## Set exercise
Transcribe the entries that follow exactly as they appear, minus pictures.

## Task material

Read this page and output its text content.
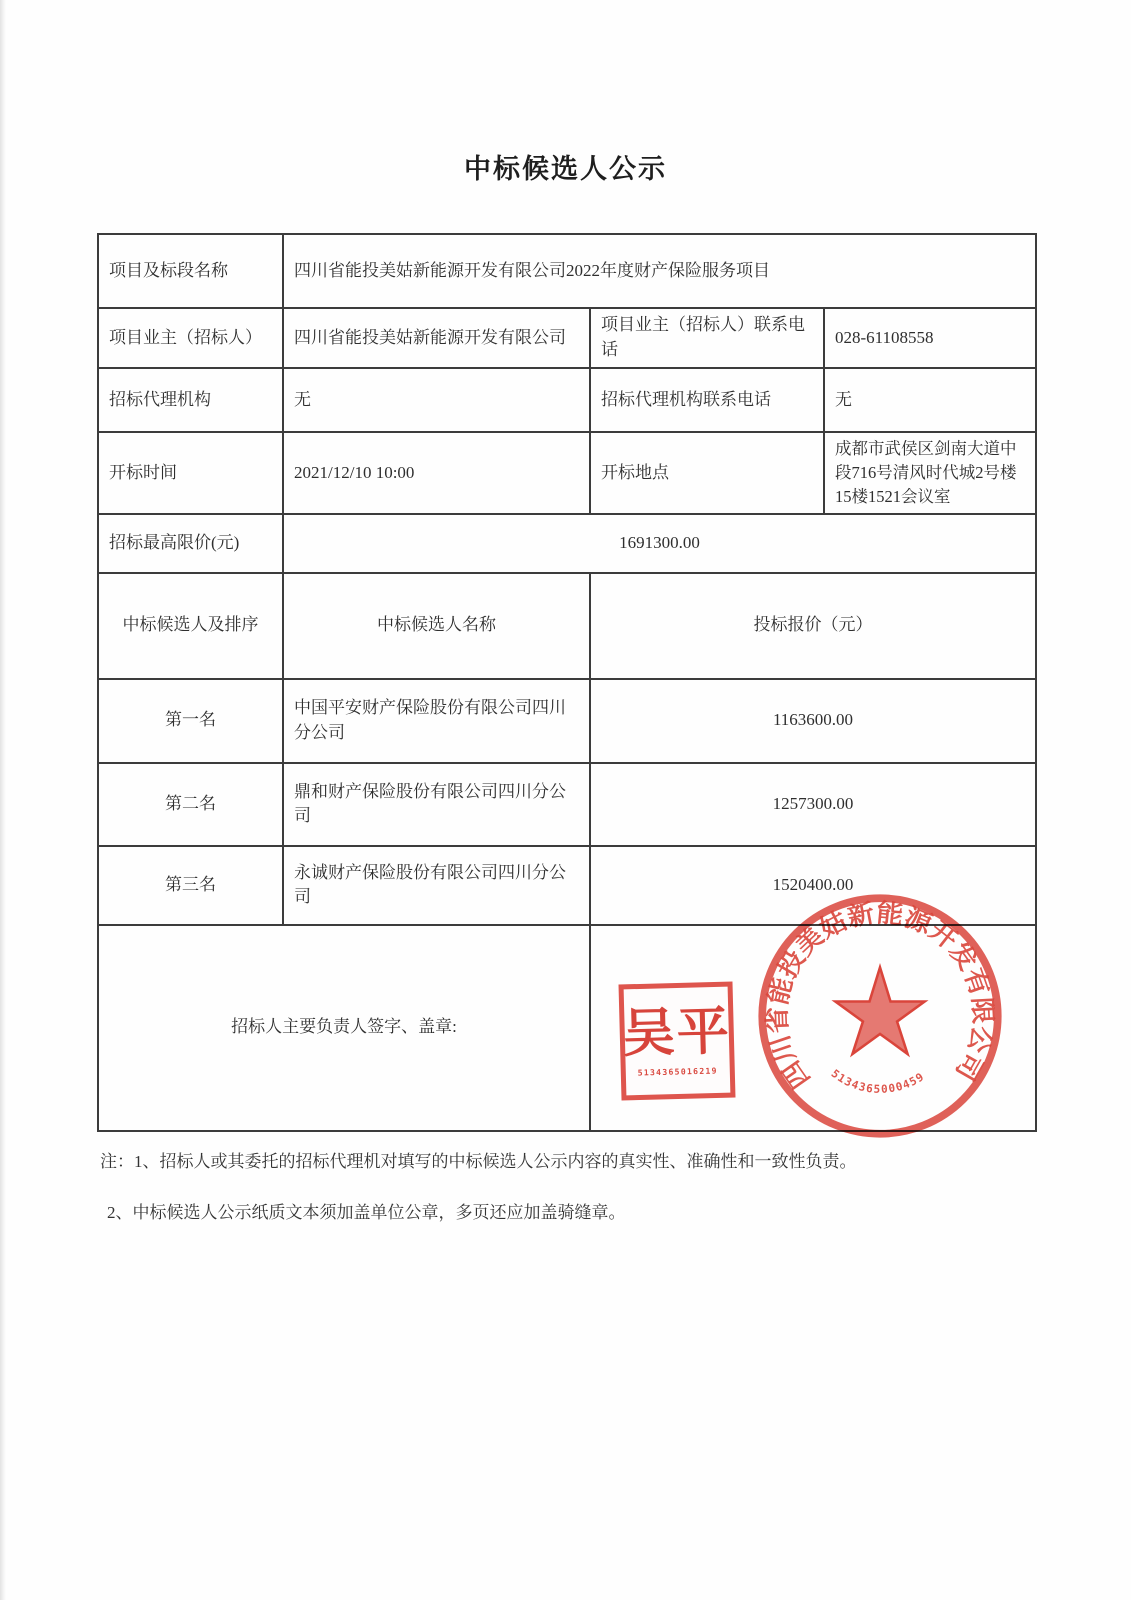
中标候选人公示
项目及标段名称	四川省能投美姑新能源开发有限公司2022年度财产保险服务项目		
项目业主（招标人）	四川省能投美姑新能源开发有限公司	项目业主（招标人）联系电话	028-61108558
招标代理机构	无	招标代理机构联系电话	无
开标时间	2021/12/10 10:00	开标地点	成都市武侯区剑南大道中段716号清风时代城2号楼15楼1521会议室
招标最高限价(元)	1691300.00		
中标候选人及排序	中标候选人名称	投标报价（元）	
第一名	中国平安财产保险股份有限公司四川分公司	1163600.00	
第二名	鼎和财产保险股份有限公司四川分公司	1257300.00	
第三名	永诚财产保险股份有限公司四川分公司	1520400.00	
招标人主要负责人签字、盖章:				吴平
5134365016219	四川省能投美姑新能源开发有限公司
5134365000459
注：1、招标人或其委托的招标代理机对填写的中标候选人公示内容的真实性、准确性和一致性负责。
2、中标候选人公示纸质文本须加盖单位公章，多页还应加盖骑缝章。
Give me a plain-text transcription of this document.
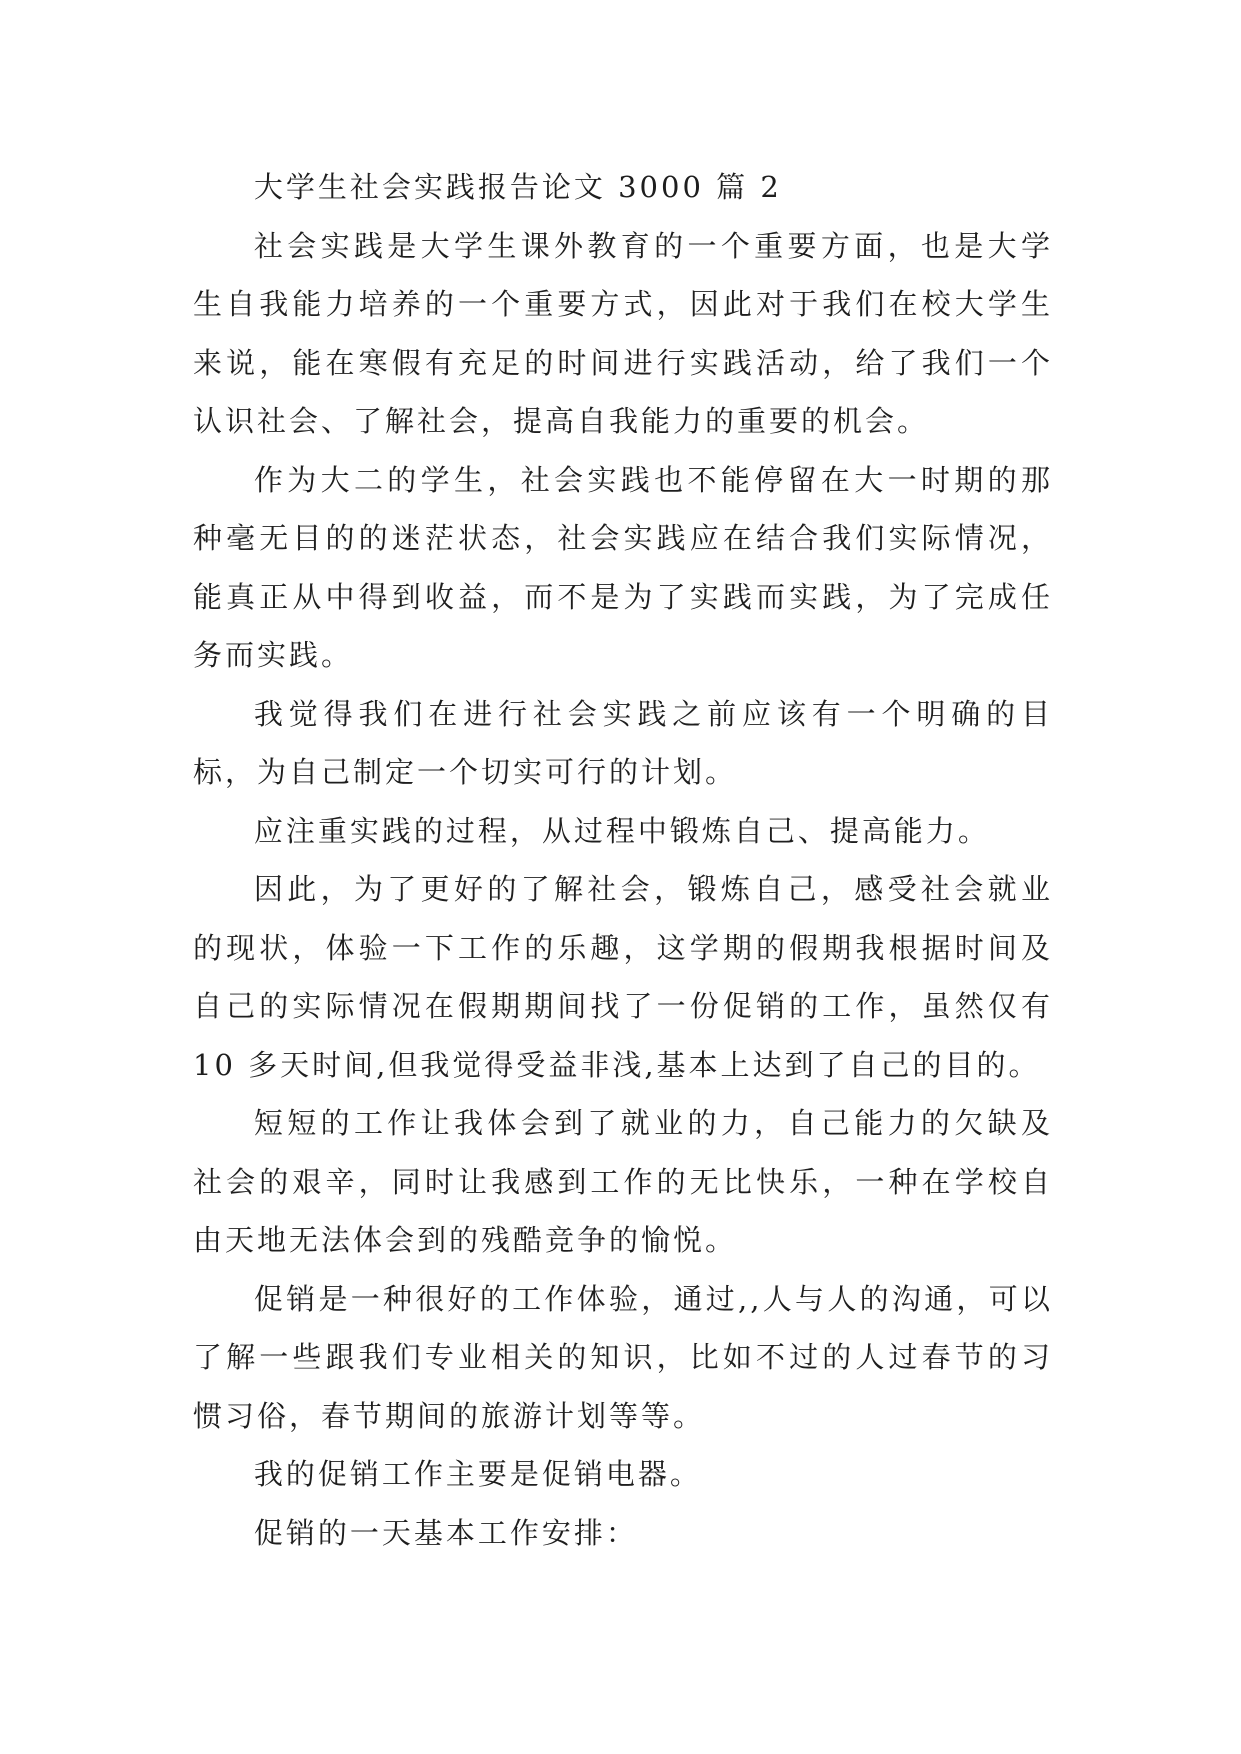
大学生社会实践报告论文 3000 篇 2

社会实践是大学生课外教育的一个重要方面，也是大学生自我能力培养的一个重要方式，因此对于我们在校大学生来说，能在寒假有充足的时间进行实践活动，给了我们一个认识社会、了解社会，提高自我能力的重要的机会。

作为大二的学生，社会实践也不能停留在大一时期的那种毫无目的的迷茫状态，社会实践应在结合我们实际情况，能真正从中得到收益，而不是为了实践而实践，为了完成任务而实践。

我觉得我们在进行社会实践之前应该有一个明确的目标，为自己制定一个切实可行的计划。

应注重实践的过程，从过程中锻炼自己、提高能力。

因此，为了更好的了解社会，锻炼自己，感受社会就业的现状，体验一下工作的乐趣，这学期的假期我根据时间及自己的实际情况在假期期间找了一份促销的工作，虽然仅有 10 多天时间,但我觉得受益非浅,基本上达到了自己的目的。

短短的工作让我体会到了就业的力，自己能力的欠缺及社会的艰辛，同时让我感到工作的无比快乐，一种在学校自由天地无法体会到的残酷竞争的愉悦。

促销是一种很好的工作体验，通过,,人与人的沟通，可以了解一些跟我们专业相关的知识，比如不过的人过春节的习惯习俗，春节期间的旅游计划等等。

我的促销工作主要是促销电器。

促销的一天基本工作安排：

## Worked answer
Read this page and output its text content.
中标候选人公示
项目及标段名称	四川省能投美姑新能源开发有限公司2022年度财产保险服务项目		
项目业主（招标人）	四川省能投美姑新能源开发有限公司	项目业主（招标人）联系电话	028-61108558
招标代理机构	无	招标代理机构联系电话	无
开标时间	2021/12/10 10:00	开标地点	成都市武侯区剑南大道中段716号清风时代城2号楼15楼1521会议室
招标最高限价(元)	1691300.00		
中标候选人及排序	中标候选人名称	投标报价（元）	
第一名	中国平安财产保险股份有限公司四川分公司	1163600.00	
第二名	鼎和财产保险股份有限公司四川分公司	1257300.00	
第三名	永诚财产保险股份有限公司四川分公司	1520400.00	
招标人主要负责人签字、盖章:				吴平
5134365016219	四川省能投美姑新能源开发有限公司
5134365000459
注：1、招标人或其委托的招标代理机对填写的中标候选人公示内容的真实性、准确性和一致性负责。
2、中标候选人公示纸质文本须加盖单位公章，多页还应加盖骑缝章。
Give me a plain-text transcription of this document.
大学生社会实践报告论文 3000 篇 2

社会实践是大学生课外教育的一个重要方面，也是大学生自我能力培养的一个重要方式，因此对于我们在校大学生来说，能在寒假有充足的时间进行实践活动，给了我们一个认识社会、了解社会，提高自我能力的重要的机会。

作为大二的学生，社会实践也不能停留在大一时期的那种毫无目的的迷茫状态，社会实践应在结合我们实际情况，能真正从中得到收益，而不是为了实践而实践，为了完成任务而实践。

我觉得我们在进行社会实践之前应该有一个明确的目标，为自己制定一个切实可行的计划。

应注重实践的过程，从过程中锻炼自己、提高能力。

因此，为了更好的了解社会，锻炼自己，感受社会就业的现状，体验一下工作的乐趣，这学期的假期我根据时间及自己的实际情况在假期期间找了一份促销的工作，虽然仅有 10 多天时间,但我觉得受益非浅,基本上达到了自己的目的。

短短的工作让我体会到了就业的力，自己能力的欠缺及社会的艰辛，同时让我感到工作的无比快乐，一种在学校自由天地无法体会到的残酷竞争的愉悦。

促销是一种很好的工作体验，通过,,人与人的沟通，可以了解一些跟我们专业相关的知识，比如不过的人过春节的习惯习俗，春节期间的旅游计划等等。

我的促销工作主要是促销电器。

促销的一天基本工作安排：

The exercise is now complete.